** BEGIN PROVIDED RECORDS **

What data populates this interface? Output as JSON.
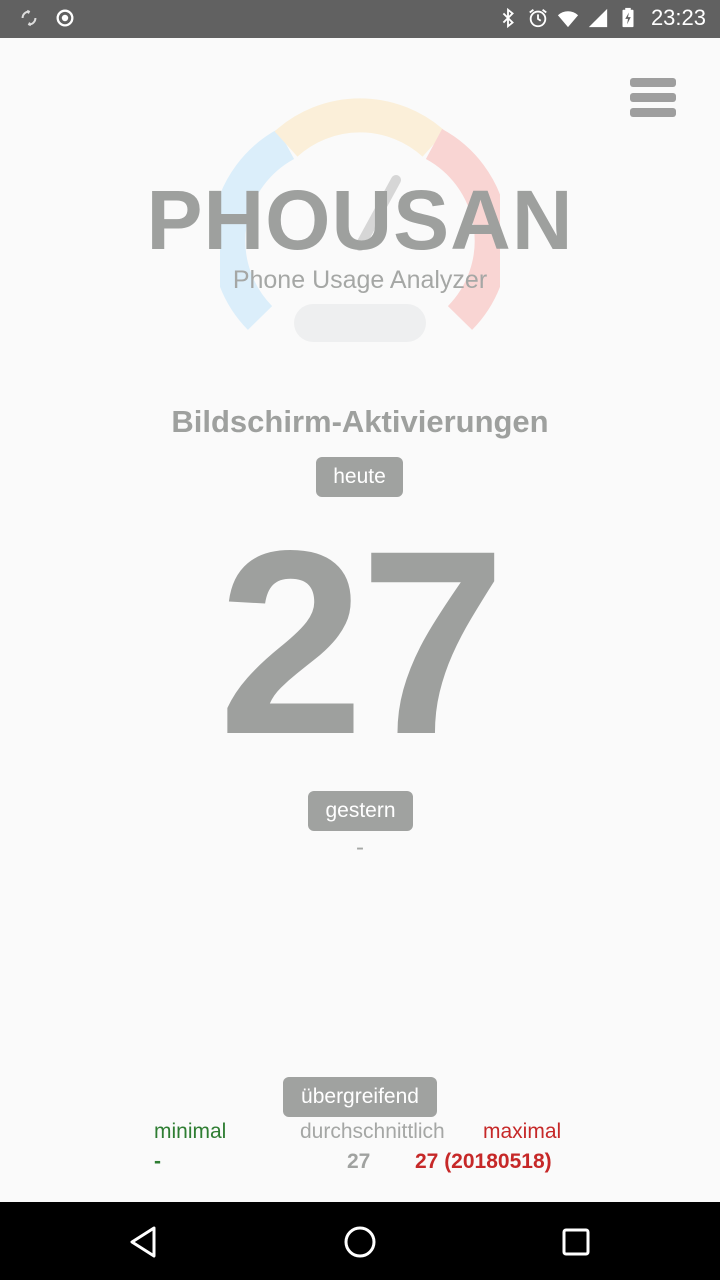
{
  "status_bar": {
    "time": "23:23",
    "icons": [
      "sync-icon",
      "record-icon",
      "bluetooth-icon",
      "alarm-icon",
      "wifi-icon",
      "signal-icon",
      "battery-charging-icon"
    ]
  },
  "app": {
    "title": "PHOUSAN",
    "subtitle": "Phone Usage Analyzer",
    "menu_icon": "hamburger-menu-icon"
  },
  "main": {
    "section_title": "Bildschirm-Aktivierungen",
    "today_label": "heute",
    "today_value": "27",
    "yesterday_label": "gestern",
    "yesterday_value": "-"
  },
  "overall": {
    "label": "übergreifend",
    "min_label": "minimal",
    "min_value": "-",
    "avg_label": "durchschnittlich",
    "avg_value": "27",
    "max_label": "maximal",
    "max_value": "27 (20180518)"
  },
  "colors": {
    "min": "#2e7d32",
    "max": "#c62828",
    "muted": "#9ea09e",
    "statusbar": "#616161"
  }
}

** END PROVIDED RECORDS **

▶ **GOAL OF THE EXERCISE**
All entries are to be retyped exactly. Omit any embedded images.

▶ **ANSWER TO THE TASK**
What data populates this interface? Output as JSON.
{
  "status_bar": {
    "time": "23:23",
    "icons": [
      "sync-icon",
      "record-icon",
      "bluetooth-icon",
      "alarm-icon",
      "wifi-icon",
      "signal-icon",
      "battery-charging-icon"
    ]
  },
  "app": {
    "title": "PHOUSAN",
    "subtitle": "Phone Usage Analyzer",
    "menu_icon": "hamburger-menu-icon"
  },
  "main": {
    "section_title": "Bildschirm-Aktivierungen",
    "today_label": "heute",
    "today_value": "27",
    "yesterday_label": "gestern",
    "yesterday_value": "-"
  },
  "overall": {
    "label": "übergreifend",
    "min_label": "minimal",
    "min_value": "-",
    "avg_label": "durchschnittlich",
    "avg_value": "27",
    "max_label": "maximal",
    "max_value": "27 (20180518)"
  },
  "colors": {
    "min": "#2e7d32",
    "max": "#c62828",
    "muted": "#9ea09e",
    "statusbar": "#616161"
  }
}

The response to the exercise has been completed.